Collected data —
- - -

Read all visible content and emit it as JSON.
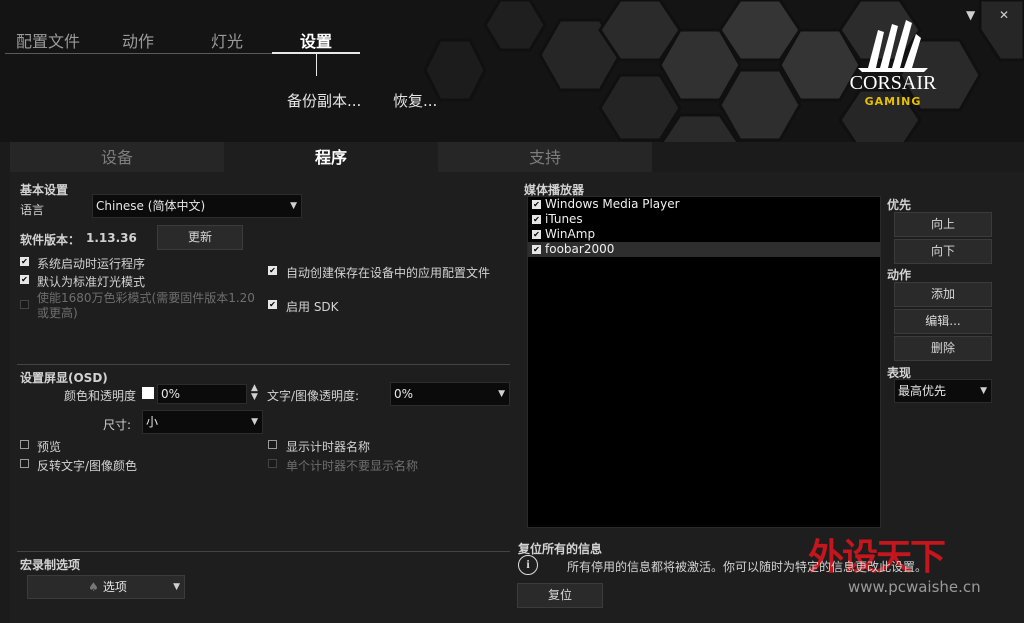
{
  "window": {
    "minimize": "▼",
    "close": "✕"
  },
  "nav": {
    "tabs": [
      "配置文件",
      "动作",
      "灯光",
      "设置"
    ],
    "active": "设置",
    "backup": "备份副本...",
    "restore": "恢复..."
  },
  "brand": {
    "name": "CORSAIR",
    "sub": "GAMING"
  },
  "tabs": [
    "设备",
    "程序",
    "支持"
  ],
  "active_tab": "程序",
  "basic": {
    "title": "基本设置",
    "language_label": "语言",
    "language_value": "Chinese (简体中文)",
    "version_label": "软件版本：",
    "version": "1.13.36",
    "update": "更新",
    "options": [
      {
        "label": "系统启动时运行程序",
        "checked": true,
        "enabled": true
      },
      {
        "label": "默认为标准灯光模式",
        "checked": true,
        "enabled": true
      },
      {
        "label": "使能1680万色彩模式(需要固件版本1.20或更高)",
        "checked": false,
        "enabled": false
      },
      {
        "label": "自动创建保存在设备中的应用配置文件",
        "checked": true,
        "enabled": true
      },
      {
        "label": "启用 SDK",
        "checked": true,
        "enabled": true
      }
    ]
  },
  "osd": {
    "title": "设置屏显(OSD)",
    "color_label": "颜色和透明度",
    "color_value": "0%",
    "text_opacity_label": "文字/图像透明度:",
    "text_opacity_value": "0%",
    "size_label": "尺寸:",
    "size_value": "小",
    "preview": "预览",
    "invert": "反转文字/图像颜色",
    "show_timer_name": "显示计时器名称",
    "single_timer_hide": "单个计时器不要显示名称"
  },
  "macro": {
    "title": "宏录制选项",
    "options_btn": "选项"
  },
  "media": {
    "title": "媒体播放器",
    "players": [
      "Windows Media Player",
      "iTunes",
      "WinAmp",
      "foobar2000"
    ],
    "selected": "foobar2000",
    "priority_label": "优先",
    "up": "向上",
    "down": "向下",
    "action_label": "动作",
    "add": "添加",
    "edit": "编辑...",
    "delete": "删除",
    "performance_label": "表现",
    "performance_value": "最高优先"
  },
  "reset": {
    "title": "复位所有的信息",
    "desc": "所有停用的信息都将被激活。你可以随时为特定的信息更改此设置。",
    "button": "复位"
  },
  "watermark": {
    "text": "外设天下",
    "url": "www.pcwaishe.cn"
  }
}
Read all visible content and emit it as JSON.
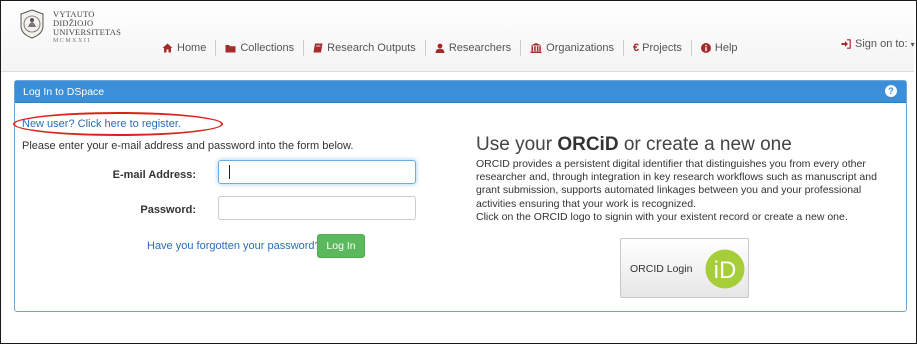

- - -

Given task — Return all of the data exactly as written, and drop the pictures.

Expected answer —
Read all visible content and emit it as JSON.
{
  "window": {
    "minimize": "▼",
    "close": "✕"
  },
  "nav": {
    "tabs": [
      "配置文件",
      "动作",
      "灯光",
      "设置"
    ],
    "active": "设置",
    "backup": "备份副本...",
    "restore": "恢复..."
  },
  "brand": {
    "name": "CORSAIR",
    "sub": "GAMING"
  },
  "tabs": [
    "设备",
    "程序",
    "支持"
  ],
  "active_tab": "程序",
  "basic": {
    "title": "基本设置",
    "language_label": "语言",
    "language_value": "Chinese (简体中文)",
    "version_label": "软件版本：",
    "version": "1.13.36",
    "update": "更新",
    "options": [
      {
        "label": "系统启动时运行程序",
        "checked": true,
        "enabled": true
      },
      {
        "label": "默认为标准灯光模式",
        "checked": true,
        "enabled": true
      },
      {
        "label": "使能1680万色彩模式(需要固件版本1.20或更高)",
        "checked": false,
        "enabled": false
      },
      {
        "label": "自动创建保存在设备中的应用配置文件",
        "checked": true,
        "enabled": true
      },
      {
        "label": "启用 SDK",
        "checked": true,
        "enabled": true
      }
    ]
  },
  "osd": {
    "title": "设置屏显(OSD)",
    "color_label": "颜色和透明度",
    "color_value": "0%",
    "text_opacity_label": "文字/图像透明度:",
    "text_opacity_value": "0%",
    "size_label": "尺寸:",
    "size_value": "小",
    "preview": "预览",
    "invert": "反转文字/图像颜色",
    "show_timer_name": "显示计时器名称",
    "single_timer_hide": "单个计时器不要显示名称"
  },
  "macro": {
    "title": "宏录制选项",
    "options_btn": "选项"
  },
  "media": {
    "title": "媒体播放器",
    "players": [
      "Windows Media Player",
      "iTunes",
      "WinAmp",
      "foobar2000"
    ],
    "selected": "foobar2000",
    "priority_label": "优先",
    "up": "向上",
    "down": "向下",
    "action_label": "动作",
    "add": "添加",
    "edit": "编辑...",
    "delete": "删除",
    "performance_label": "表现",
    "performance_value": "最高优先"
  },
  "reset": {
    "title": "复位所有的信息",
    "desc": "所有停用的信息都将被激活。你可以随时为特定的信息更改此设置。",
    "button": "复位"
  },
  "watermark": {
    "text": "外设天下",
    "url": "www.pcwaishe.cn"
  }
}
Read all visible content and emit it as JSON.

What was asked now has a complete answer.